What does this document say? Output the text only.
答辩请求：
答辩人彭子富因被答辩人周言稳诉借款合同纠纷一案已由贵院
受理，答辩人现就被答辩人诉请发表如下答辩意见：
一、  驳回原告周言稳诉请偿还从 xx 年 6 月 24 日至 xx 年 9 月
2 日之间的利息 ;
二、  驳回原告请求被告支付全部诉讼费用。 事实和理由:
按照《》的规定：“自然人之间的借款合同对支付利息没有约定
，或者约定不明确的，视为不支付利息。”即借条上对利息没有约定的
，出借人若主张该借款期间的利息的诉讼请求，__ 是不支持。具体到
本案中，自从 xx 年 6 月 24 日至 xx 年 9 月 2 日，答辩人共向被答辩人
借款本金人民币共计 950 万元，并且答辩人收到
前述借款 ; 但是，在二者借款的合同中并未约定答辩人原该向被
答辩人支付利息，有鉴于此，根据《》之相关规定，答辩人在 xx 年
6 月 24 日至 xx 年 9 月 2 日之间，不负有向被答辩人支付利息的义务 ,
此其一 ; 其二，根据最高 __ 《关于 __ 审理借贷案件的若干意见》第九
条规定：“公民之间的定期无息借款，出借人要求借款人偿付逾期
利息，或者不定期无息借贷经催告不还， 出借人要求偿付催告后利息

Aim of the task: All of the data must be returned exactly.

Output for this exercise:
What does this document say? Output the text only.
答辩请求：
答辩人彭子富因被答辩人周言稳诉借款合同纠纷一案已由贵院
受理，答辩人现就被答辩人诉请发表如下答辩意见：
一、  驳回原告周言稳诉请偿还从 xx 年 6 月 24 日至 xx 年 9 月
2 日之间的利息 ;
二、  驳回原告请求被告支付全部诉讼费用。 事实和理由:
按照《》的规定：“自然人之间的借款合同对支付利息没有约定
，或者约定不明确的，视为不支付利息。”即借条上对利息没有约定的
，出借人若主张该借款期间的利息的诉讼请求，__ 是不支持。具体到
本案中，自从 xx 年 6 月 24 日至 xx 年 9 月 2 日，答辩人共向被答辩人
借款本金人民币共计 950 万元，并且答辩人收到
前述借款 ; 但是，在二者借款的合同中并未约定答辩人原该向被
答辩人支付利息，有鉴于此，根据《》之相关规定，答辩人在 xx 年
6 月 24 日至 xx 年 9 月 2 日之间，不负有向被答辩人支付利息的义务 ,
此其一 ; 其二，根据最高 __ 《关于 __ 审理借贷案件的若干意见》第九
条规定：“公民之间的定期无息借款，出借人要求借款人偿付逾期
利息，或者不定期无息借贷经催告不还， 出借人要求偿付催告后利息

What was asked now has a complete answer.